▸ EXERCISE BRIEF:
Leaving out all pictures, transcribe exactly the lines between the line with "What text is on this page?" and the last line of the records below, both included.

■ ■ ■

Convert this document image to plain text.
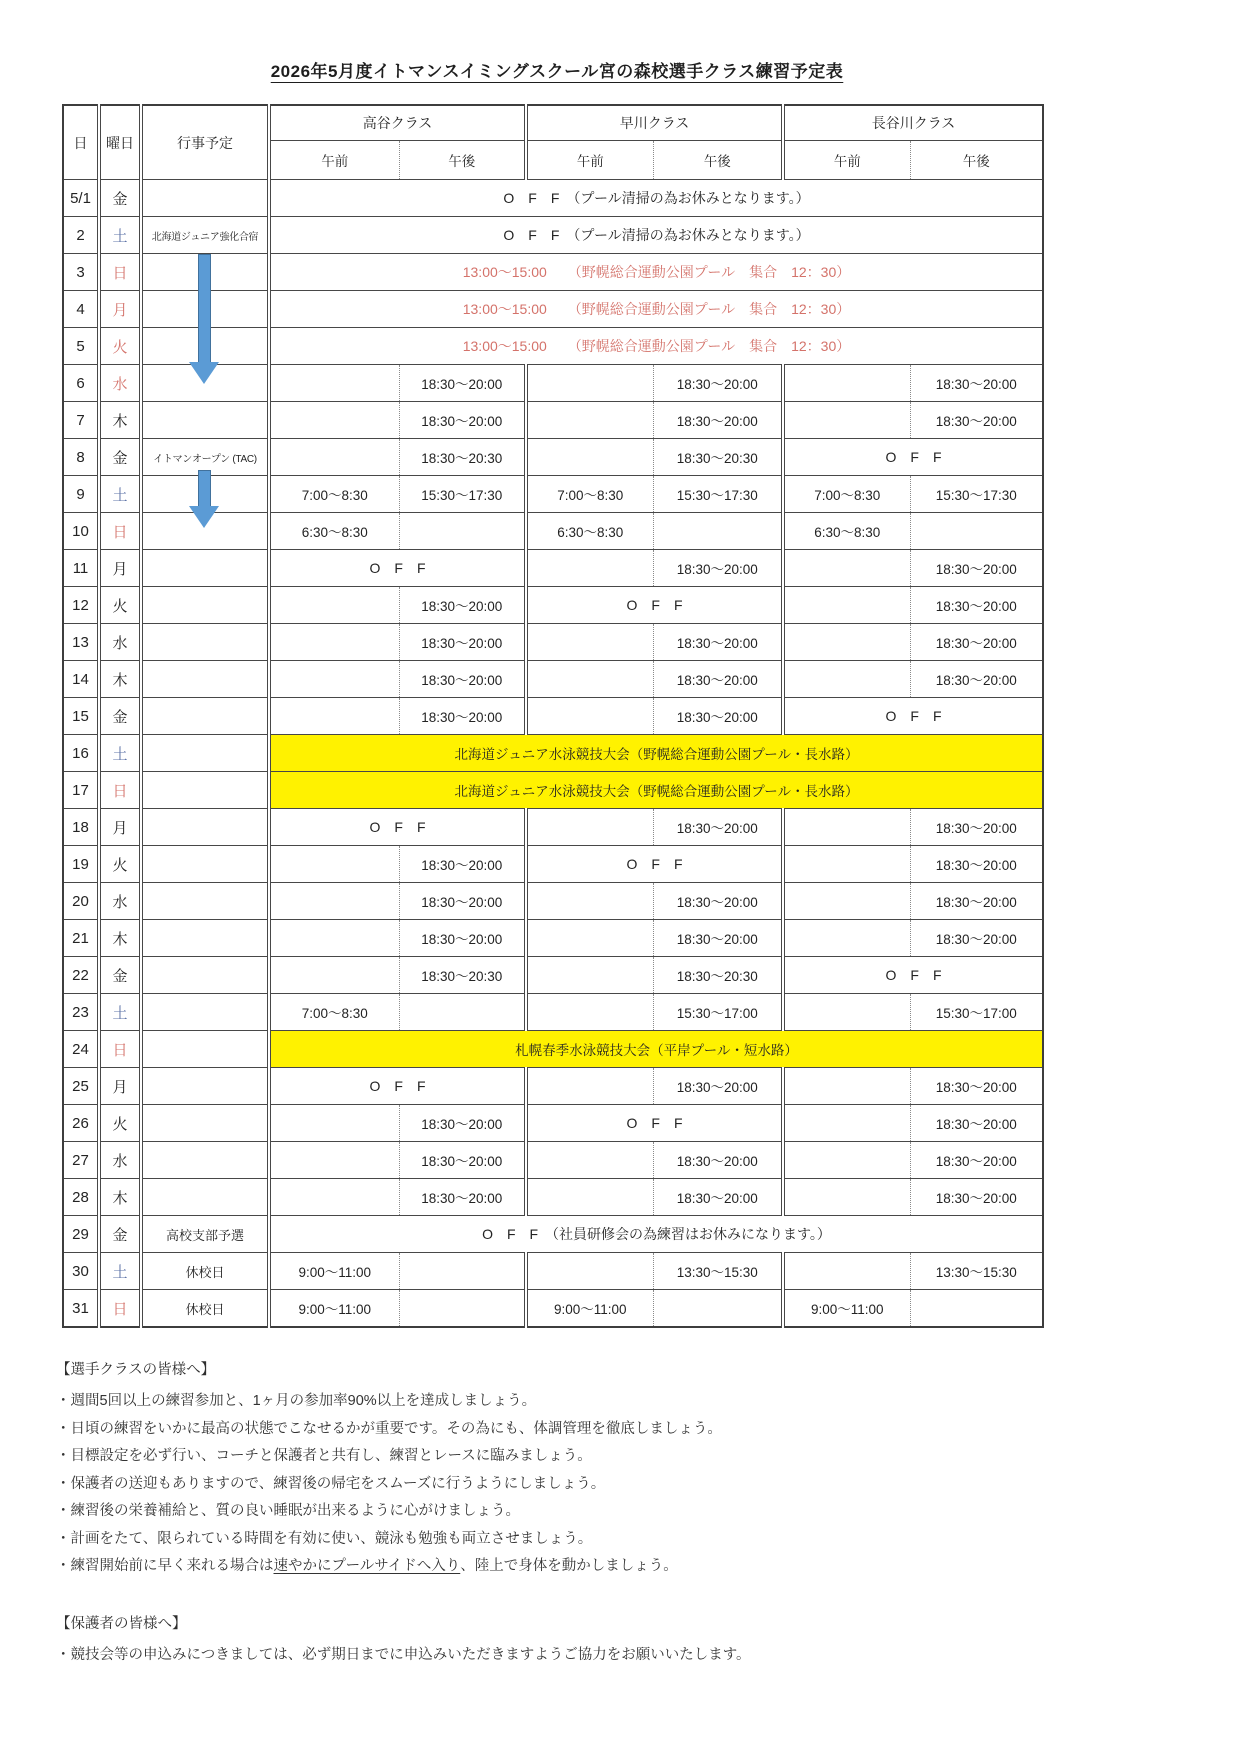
2026年5月度イトマンスイミングスクール宮の森校選手クラス練習予定表
日	曜日	行事予定	高谷クラス		早川クラス		長谷川クラス	
			午前	午後	午前	午後	午前	午後
5/1	金		O　F　F　（プール清掃の為お休みとなります。）					
2	土	北海道ジュニア強化合宿	O　F　F　（プール清掃の為お休みとなります。）					
3	日		13:00〜15:00　　（野幌総合運動公園プール　集合　12：30）					
4	月		13:00〜15:00　　（野幌総合運動公園プール　集合　12：30）					
5	火		13:00〜15:00　　（野幌総合運動公園プール　集合　12：30）					
6	水			18:30〜20:00		18:30〜20:00		18:30〜20:00
7	木			18:30〜20:00		18:30〜20:00		18:30〜20:00
8	金	イトマンオープン (TAC)		18:30〜20:30		18:30〜20:30	O　F　F	
9	土		7:00〜8:30	15:30〜17:30	7:00〜8:30	15:30〜17:30	7:00〜8:30	15:30〜17:30
10	日		6:30〜8:30		6:30〜8:30		6:30〜8:30	
11	月		O　F　F			18:30〜20:00		18:30〜20:00
12	火			18:30〜20:00	O　F　F			18:30〜20:00
13	水			18:30〜20:00		18:30〜20:00		18:30〜20:00
14	木			18:30〜20:00		18:30〜20:00		18:30〜20:00
15	金			18:30〜20:00		18:30〜20:00	O　F　F	
16	土		北海道ジュニア水泳競技大会（野幌総合運動公園プール・長水路）					
17	日		北海道ジュニア水泳競技大会（野幌総合運動公園プール・長水路）					
18	月		O　F　F			18:30〜20:00		18:30〜20:00
19	火			18:30〜20:00	O　F　F			18:30〜20:00
20	水			18:30〜20:00		18:30〜20:00		18:30〜20:00
21	木			18:30〜20:00		18:30〜20:00		18:30〜20:00
22	金			18:30〜20:30		18:30〜20:30	O　F　F	
23	土		7:00〜8:30			15:30〜17:00		15:30〜17:00
24	日		札幌春季水泳競技大会（平岸プール・短水路）					
25	月		O　F　F			18:30〜20:00		18:30〜20:00
26	火			18:30〜20:00	O　F　F			18:30〜20:00
27	水			18:30〜20:00		18:30〜20:00		18:30〜20:00
28	木			18:30〜20:00		18:30〜20:00		18:30〜20:00
29	金	高校支部予選	O　F　F　（社員研修会の為練習はお休みになります。）					
30	土	休校日	9:00〜11:00			13:30〜15:30		13:30〜15:30
31	日	休校日	9:00〜11:00		9:00〜11:00		9:00〜11:00	

【選手クラスの皆様へ】

・週間5回以上の練習参加と、1ヶ月の参加率90%以上を達成しましょう。

・日頃の練習をいかに最高の状態でこなせるかが重要です。その為にも、体調管理を徹底しましょう。

・目標設定を必ず行い、コーチと保護者と共有し、練習とレースに臨みましょう。

・保護者の送迎もありますので、練習後の帰宅をスムーズに行うようにしましょう。

・練習後の栄養補給と、質の良い睡眠が出来るように心がけましょう。

・計画をたて、限られている時間を有効に使い、競泳も勉強も両立させましょう。

・練習開始前に早く来れる場合は速やかにプールサイドへ入り、陸上で身体を動かしましょう。

【保護者の皆様へ】

・競技会等の申込みにつきましては、必ず期日までに申込みいただきますようご協力をお願いいたします。
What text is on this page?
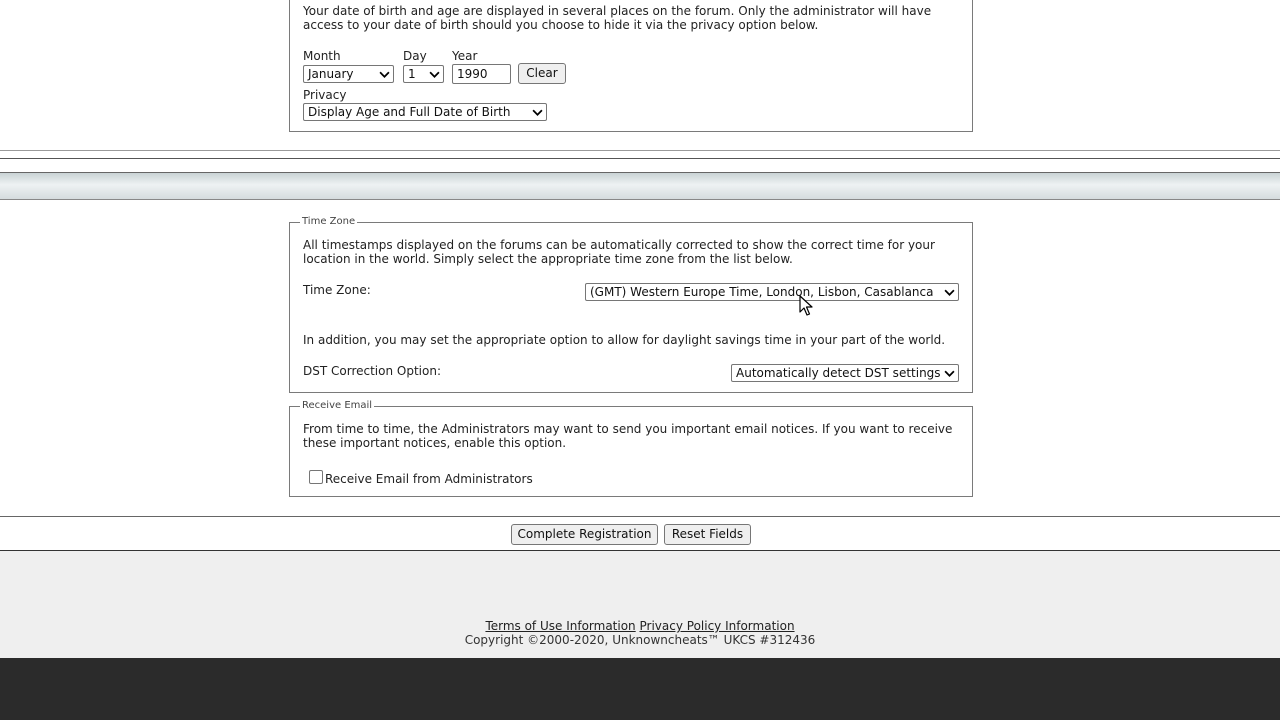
Your date of birth and age are displayed in several places on the forum. Only the administrator will have
access to your date of birth should you choose to hide it via the privacy option below.
Month	Day Year
January	1	1990	Clear
Privacy
Display Age and Full Date of Birth
Time Zone
All timestamps displayed on the forums can be automatically corrected to show the correct time for your
location in the world. Simply select the appropriate time zone from the list below.
Time Zone:	(GMT) Western Europe Time, London, Lisbon, Casablanca
In addition, you may set the appropriate option to allow for daylight savings time in your part of the world.
DST Correction Option:	Automatically detect DST settings
Receive Email
From time to time, the Administrators may want to send you important email notices. If you want to receive
these important notices, enable this option.
Receive Email from Administrators
Complete Registration	Reset Fields
Terms of Use Information Privacy Policy Information
Copyright ©2000-2020, Unknowncheats™ UKCS #312436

■ ■ ■

▸ REPLY TO THE EXERCISE:
What text is on this page?
Your date of birth and age are displayed in several places on the forum. Only the administrator will have
access to your date of birth should you choose to hide it via the privacy option below.
Month	Day Year
January	1	1990	Clear
Privacy
Display Age and Full Date of Birth
Time Zone
All timestamps displayed on the forums can be automatically corrected to show the correct time for your
location in the world. Simply select the appropriate time zone from the list below.
Time Zone:	(GMT) Western Europe Time, London, Lisbon, Casablanca
In addition, you may set the appropriate option to allow for daylight savings time in your part of the world.
DST Correction Option:	Automatically detect DST settings
Receive Email
From time to time, the Administrators may want to send you important email notices. If you want to receive
these important notices, enable this option.
Receive Email from Administrators
Complete Registration	Reset Fields
Terms of Use Information Privacy Policy Information
Copyright ©2000-2020, Unknowncheats™ UKCS #312436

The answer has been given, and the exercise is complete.